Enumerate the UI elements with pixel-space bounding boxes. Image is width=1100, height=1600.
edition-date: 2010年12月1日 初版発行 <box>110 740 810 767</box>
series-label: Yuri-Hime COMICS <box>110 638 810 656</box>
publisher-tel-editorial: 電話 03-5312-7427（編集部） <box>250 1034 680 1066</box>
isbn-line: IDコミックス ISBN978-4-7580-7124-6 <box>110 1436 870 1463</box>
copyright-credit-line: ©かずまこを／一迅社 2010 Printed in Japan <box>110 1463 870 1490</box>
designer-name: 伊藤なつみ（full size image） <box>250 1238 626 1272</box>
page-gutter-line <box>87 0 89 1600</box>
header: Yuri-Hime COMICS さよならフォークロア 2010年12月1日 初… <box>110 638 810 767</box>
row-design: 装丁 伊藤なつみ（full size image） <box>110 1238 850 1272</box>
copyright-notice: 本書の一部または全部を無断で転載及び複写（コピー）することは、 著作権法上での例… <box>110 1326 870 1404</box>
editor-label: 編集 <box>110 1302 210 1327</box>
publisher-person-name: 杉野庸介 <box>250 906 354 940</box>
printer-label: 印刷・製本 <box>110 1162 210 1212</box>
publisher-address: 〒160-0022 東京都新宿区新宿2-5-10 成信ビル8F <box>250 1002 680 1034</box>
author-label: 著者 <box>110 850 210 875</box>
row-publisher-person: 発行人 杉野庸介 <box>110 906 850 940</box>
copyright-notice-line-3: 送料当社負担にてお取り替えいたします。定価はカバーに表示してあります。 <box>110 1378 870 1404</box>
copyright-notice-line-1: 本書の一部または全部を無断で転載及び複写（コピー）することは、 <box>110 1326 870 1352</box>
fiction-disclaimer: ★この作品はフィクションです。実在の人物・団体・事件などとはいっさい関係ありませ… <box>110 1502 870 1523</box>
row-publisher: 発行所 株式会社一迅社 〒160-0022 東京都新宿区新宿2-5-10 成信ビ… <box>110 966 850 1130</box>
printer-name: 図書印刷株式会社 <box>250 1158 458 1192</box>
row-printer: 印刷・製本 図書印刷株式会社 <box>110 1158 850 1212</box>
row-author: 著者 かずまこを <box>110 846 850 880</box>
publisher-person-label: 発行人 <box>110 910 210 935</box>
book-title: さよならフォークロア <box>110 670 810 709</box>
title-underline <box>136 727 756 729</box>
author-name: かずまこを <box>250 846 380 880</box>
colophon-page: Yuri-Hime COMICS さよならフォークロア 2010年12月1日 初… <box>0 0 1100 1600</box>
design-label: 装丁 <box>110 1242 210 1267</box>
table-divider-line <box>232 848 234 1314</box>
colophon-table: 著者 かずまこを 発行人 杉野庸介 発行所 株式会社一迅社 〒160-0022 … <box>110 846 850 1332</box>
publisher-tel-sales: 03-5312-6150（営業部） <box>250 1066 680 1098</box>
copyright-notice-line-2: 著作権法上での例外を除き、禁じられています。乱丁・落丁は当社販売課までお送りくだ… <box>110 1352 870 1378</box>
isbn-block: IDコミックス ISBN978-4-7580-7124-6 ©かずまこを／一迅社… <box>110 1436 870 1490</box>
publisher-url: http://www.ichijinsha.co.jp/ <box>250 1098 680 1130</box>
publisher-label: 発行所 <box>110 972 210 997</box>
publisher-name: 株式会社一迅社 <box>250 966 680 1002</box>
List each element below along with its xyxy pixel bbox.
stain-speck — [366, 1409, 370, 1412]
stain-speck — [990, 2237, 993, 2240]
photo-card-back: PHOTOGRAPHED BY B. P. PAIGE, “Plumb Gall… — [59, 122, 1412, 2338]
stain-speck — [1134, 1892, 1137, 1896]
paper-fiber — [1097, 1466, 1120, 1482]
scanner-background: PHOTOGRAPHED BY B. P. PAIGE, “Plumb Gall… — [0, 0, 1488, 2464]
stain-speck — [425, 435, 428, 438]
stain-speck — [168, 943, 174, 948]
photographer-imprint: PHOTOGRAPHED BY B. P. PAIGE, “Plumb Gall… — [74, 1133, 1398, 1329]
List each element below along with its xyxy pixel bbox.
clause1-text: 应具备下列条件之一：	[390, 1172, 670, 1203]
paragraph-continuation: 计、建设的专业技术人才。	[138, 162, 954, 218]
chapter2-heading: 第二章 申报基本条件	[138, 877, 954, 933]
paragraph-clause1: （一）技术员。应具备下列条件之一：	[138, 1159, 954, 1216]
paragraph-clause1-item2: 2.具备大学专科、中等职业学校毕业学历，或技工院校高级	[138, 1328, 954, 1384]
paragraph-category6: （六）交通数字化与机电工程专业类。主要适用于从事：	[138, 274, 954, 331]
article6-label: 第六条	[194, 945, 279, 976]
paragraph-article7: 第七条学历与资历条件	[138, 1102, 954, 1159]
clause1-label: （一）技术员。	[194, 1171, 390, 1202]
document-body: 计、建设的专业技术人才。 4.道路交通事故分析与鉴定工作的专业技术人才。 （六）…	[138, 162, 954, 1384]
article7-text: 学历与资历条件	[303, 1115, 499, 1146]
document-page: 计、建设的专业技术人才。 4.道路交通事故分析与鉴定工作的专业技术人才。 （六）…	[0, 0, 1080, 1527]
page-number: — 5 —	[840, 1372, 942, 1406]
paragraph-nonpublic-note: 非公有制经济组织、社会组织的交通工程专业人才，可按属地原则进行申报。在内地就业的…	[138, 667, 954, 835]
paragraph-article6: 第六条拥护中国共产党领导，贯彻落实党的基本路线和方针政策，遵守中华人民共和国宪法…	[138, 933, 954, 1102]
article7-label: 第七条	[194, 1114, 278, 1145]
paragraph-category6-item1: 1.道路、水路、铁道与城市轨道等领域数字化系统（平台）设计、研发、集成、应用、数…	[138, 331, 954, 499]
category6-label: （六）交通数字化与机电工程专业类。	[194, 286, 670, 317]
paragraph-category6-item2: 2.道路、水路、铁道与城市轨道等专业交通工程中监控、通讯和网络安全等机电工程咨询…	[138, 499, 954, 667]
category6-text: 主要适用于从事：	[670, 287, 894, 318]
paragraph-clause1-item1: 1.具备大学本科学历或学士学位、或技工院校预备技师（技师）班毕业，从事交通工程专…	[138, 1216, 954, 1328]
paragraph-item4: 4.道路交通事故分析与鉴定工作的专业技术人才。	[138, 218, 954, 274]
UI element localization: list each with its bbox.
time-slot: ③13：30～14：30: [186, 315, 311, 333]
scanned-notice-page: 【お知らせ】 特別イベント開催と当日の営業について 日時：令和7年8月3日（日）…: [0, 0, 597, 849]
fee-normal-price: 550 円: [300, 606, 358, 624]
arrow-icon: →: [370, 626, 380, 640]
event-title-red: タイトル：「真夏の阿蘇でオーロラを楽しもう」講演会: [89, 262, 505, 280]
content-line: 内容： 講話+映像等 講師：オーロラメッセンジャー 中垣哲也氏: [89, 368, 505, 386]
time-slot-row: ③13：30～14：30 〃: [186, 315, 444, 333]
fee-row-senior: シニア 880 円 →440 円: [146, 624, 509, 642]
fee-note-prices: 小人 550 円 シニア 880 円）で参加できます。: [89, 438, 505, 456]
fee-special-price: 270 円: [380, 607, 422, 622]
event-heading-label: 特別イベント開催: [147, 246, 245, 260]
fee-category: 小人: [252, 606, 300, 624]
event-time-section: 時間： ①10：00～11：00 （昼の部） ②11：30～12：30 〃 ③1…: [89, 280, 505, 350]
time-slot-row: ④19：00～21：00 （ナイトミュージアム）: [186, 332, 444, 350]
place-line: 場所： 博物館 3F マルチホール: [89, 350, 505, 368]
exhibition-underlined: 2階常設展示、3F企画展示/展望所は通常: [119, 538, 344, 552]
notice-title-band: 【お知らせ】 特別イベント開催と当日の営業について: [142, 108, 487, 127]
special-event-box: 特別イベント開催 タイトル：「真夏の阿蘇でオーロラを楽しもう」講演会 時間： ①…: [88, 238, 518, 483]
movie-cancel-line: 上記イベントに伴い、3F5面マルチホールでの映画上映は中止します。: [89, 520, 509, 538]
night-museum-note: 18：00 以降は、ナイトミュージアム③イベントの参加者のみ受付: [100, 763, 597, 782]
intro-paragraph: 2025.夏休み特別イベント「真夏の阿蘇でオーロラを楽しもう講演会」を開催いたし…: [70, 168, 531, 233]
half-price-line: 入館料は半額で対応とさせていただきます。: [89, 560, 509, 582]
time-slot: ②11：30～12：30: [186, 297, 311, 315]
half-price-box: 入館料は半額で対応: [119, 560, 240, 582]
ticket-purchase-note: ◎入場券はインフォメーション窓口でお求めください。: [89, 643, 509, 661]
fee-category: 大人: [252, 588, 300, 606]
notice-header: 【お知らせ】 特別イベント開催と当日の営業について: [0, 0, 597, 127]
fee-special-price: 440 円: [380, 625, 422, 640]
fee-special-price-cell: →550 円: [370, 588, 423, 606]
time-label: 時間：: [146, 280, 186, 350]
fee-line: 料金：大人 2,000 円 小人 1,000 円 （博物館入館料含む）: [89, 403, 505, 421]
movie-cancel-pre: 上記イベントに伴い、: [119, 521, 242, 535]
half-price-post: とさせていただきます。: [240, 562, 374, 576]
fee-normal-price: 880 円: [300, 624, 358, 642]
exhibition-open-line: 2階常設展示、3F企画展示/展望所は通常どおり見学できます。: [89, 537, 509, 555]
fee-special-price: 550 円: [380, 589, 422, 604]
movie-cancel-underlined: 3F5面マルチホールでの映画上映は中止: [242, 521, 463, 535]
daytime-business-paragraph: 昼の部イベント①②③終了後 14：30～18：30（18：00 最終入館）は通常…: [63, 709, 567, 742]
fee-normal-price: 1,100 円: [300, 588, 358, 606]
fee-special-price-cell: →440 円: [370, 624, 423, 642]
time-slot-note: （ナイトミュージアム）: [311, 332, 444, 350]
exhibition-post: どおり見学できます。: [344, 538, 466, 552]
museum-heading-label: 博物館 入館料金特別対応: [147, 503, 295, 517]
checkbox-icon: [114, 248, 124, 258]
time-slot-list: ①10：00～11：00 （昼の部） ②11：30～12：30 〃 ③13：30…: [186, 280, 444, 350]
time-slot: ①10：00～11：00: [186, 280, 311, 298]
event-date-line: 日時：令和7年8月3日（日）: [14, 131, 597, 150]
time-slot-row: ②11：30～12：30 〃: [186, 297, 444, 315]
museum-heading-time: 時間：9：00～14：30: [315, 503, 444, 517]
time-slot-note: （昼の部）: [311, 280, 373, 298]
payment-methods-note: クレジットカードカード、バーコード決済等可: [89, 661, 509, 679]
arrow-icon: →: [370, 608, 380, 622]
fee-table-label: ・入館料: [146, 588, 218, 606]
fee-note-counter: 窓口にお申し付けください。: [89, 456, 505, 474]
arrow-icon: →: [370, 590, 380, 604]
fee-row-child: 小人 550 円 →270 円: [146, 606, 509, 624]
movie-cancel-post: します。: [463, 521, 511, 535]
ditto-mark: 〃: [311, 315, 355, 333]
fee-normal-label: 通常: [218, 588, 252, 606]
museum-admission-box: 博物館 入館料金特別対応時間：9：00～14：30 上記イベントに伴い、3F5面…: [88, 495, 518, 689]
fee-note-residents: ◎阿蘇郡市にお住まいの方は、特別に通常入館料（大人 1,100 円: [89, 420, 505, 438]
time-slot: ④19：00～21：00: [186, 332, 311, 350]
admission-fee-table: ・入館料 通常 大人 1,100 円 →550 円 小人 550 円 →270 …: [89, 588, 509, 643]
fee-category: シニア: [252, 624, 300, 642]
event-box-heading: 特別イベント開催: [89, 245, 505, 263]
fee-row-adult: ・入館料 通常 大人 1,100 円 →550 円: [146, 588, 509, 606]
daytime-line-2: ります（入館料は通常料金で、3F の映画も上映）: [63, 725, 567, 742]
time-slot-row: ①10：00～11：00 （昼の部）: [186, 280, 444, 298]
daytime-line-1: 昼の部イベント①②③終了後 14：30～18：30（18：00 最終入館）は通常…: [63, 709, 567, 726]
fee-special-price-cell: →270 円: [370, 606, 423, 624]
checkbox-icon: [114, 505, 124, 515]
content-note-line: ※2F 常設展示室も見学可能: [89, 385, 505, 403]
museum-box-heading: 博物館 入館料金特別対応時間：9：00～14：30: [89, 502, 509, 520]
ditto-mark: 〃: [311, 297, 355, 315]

### Problem statement
Show every line of the records that contains the string "株式会社一迅社".

### The output
row-publisher: 発行所 株式会社一迅社 〒160-0022 東京都新宿区新宿2-5-10 成信ビ… <box>110 966 850 1130</box>
colophon-table: 著者 かずまこを 発行人 杉野庸介 発行所 株式会社一迅社 〒160-0022 … <box>110 846 850 1332</box>
publisher-name: 株式会社一迅社 <box>250 966 680 1002</box>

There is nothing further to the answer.